[Stored records]

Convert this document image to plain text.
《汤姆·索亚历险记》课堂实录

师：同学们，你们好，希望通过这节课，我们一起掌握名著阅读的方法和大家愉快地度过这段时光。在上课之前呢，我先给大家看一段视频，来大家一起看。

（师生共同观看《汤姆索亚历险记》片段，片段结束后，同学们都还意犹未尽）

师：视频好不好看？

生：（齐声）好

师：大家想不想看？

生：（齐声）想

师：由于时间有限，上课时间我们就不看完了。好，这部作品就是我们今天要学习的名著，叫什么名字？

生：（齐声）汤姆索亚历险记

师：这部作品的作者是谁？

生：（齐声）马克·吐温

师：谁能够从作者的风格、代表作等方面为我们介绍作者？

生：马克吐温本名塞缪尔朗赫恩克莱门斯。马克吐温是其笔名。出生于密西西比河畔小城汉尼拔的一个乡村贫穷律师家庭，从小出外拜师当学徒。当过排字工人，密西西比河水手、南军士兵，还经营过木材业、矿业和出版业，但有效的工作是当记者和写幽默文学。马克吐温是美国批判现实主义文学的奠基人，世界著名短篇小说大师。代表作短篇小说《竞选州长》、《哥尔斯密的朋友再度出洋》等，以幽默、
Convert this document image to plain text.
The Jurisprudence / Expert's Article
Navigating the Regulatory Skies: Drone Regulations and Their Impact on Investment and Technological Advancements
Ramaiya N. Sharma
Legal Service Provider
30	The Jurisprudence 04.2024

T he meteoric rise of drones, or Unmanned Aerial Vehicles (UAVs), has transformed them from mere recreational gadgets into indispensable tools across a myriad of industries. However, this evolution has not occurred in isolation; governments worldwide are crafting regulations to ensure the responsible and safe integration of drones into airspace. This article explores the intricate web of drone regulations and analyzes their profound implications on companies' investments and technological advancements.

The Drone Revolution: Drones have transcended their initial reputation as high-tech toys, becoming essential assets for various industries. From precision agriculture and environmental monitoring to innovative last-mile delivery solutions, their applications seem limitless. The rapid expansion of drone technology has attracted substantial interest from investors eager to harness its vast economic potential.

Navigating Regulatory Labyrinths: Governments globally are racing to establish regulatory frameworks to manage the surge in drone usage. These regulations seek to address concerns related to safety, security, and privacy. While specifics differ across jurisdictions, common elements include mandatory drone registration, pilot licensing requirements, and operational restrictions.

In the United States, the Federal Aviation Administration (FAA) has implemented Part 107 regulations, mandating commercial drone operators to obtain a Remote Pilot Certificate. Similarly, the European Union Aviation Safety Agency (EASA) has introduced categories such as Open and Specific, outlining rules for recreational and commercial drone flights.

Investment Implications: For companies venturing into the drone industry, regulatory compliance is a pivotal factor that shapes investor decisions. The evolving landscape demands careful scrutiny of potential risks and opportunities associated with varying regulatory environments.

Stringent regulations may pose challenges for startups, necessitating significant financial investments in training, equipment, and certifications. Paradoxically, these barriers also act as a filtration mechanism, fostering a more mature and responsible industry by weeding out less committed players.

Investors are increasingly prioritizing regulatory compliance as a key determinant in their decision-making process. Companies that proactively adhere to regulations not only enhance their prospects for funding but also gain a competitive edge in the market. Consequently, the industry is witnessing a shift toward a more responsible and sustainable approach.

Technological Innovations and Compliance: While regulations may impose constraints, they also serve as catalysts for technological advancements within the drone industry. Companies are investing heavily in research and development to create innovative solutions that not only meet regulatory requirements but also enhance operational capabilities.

--- Short problem ---
Copy out each line in the listing that has the word "into".

--- Exercise response ---
T he meteoric rise of drones, or Unmanned Aerial Vehicles (UAVs), has transformed them from mere recreational gadgets into indispensable tools across a myriad of industries. However, this evolution has not occurred in isolation; governments worldwide are crafting regulations to ensure the responsible and safe integration of drones into airspace. This article explores the intricate web of drone regulations and analyzes their profound implications on companies' investments and technological advancements.
Investment Implications: For companies venturing into the drone industry, regulatory compliance is a pivotal factor that shapes investor decisions. The evolving landscape demands careful scrutiny of potential risks and opportunities associated with varying regulatory environments.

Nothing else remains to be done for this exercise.